### WHAT THE TASK ASKS
What follows is a set of records; copy all of it exactly.
--
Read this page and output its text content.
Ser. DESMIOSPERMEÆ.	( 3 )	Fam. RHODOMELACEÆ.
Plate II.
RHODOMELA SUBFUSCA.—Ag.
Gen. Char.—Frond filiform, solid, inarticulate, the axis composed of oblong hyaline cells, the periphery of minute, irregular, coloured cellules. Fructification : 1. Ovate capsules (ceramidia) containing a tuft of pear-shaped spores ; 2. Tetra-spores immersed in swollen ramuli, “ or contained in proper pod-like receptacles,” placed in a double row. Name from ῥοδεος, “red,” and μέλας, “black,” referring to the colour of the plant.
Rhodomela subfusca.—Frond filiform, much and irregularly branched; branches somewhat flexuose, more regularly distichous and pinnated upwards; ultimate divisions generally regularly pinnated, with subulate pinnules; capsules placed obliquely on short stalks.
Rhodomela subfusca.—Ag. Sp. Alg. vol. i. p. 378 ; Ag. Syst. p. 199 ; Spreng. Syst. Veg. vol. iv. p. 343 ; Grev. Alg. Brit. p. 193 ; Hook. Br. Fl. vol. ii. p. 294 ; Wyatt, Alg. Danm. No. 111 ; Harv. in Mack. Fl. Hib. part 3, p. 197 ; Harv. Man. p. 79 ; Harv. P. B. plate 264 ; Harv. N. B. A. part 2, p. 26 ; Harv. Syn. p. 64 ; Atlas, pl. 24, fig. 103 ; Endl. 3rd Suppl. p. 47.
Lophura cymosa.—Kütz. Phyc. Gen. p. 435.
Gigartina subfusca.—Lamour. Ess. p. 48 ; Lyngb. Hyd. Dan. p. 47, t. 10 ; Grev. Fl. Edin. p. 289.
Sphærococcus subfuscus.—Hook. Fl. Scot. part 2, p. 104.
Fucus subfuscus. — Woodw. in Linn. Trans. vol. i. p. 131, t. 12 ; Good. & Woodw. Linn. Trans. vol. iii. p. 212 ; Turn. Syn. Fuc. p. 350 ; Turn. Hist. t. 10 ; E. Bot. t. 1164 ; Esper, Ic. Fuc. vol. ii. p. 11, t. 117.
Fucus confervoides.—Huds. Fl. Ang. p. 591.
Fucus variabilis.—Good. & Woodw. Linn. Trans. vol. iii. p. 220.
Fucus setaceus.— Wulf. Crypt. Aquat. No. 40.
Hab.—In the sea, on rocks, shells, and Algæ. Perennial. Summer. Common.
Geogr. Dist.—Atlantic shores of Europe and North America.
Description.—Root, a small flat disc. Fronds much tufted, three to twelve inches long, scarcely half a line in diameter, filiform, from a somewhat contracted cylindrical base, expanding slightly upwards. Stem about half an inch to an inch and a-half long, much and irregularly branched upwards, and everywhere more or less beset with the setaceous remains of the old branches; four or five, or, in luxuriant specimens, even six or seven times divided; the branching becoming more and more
--
### FINISHED EXERCISE
Read this page and output its text content.
Ser. DESMIOSPERMEÆ.	( 3 )	Fam. RHODOMELACEÆ.
Plate II.
RHODOMELA SUBFUSCA.—Ag.
Gen. Char.—Frond filiform, solid, inarticulate, the axis composed of oblong hyaline cells, the periphery of minute, irregular, coloured cellules. Fructification : 1. Ovate capsules (ceramidia) containing a tuft of pear-shaped spores ; 2. Tetra-spores immersed in swollen ramuli, “ or contained in proper pod-like receptacles,” placed in a double row. Name from ῥοδεος, “red,” and μέλας, “black,” referring to the colour of the plant.
Rhodomela subfusca.—Frond filiform, much and irregularly branched; branches somewhat flexuose, more regularly distichous and pinnated upwards; ultimate divisions generally regularly pinnated, with subulate pinnules; capsules placed obliquely on short stalks.
Rhodomela subfusca.—Ag. Sp. Alg. vol. i. p. 378 ; Ag. Syst. p. 199 ; Spreng. Syst. Veg. vol. iv. p. 343 ; Grev. Alg. Brit. p. 193 ; Hook. Br. Fl. vol. ii. p. 294 ; Wyatt, Alg. Danm. No. 111 ; Harv. in Mack. Fl. Hib. part 3, p. 197 ; Harv. Man. p. 79 ; Harv. P. B. plate 264 ; Harv. N. B. A. part 2, p. 26 ; Harv. Syn. p. 64 ; Atlas, pl. 24, fig. 103 ; Endl. 3rd Suppl. p. 47.
Lophura cymosa.—Kütz. Phyc. Gen. p. 435.
Gigartina subfusca.—Lamour. Ess. p. 48 ; Lyngb. Hyd. Dan. p. 47, t. 10 ; Grev. Fl. Edin. p. 289.
Sphærococcus subfuscus.—Hook. Fl. Scot. part 2, p. 104.
Fucus subfuscus. — Woodw. in Linn. Trans. vol. i. p. 131, t. 12 ; Good. & Woodw. Linn. Trans. vol. iii. p. 212 ; Turn. Syn. Fuc. p. 350 ; Turn. Hist. t. 10 ; E. Bot. t. 1164 ; Esper, Ic. Fuc. vol. ii. p. 11, t. 117.
Fucus confervoides.—Huds. Fl. Ang. p. 591.
Fucus variabilis.—Good. & Woodw. Linn. Trans. vol. iii. p. 220.
Fucus setaceus.— Wulf. Crypt. Aquat. No. 40.
Hab.—In the sea, on rocks, shells, and Algæ. Perennial. Summer. Common.
Geogr. Dist.—Atlantic shores of Europe and North America.
Description.—Root, a small flat disc. Fronds much tufted, three to twelve inches long, scarcely half a line in diameter, filiform, from a somewhat contracted cylindrical base, expanding slightly upwards. Stem about half an inch to an inch and a-half long, much and irregularly branched upwards, and everywhere more or less beset with the setaceous remains of the old branches; four or five, or, in luxuriant specimens, even six or seven times divided; the branching becoming more and more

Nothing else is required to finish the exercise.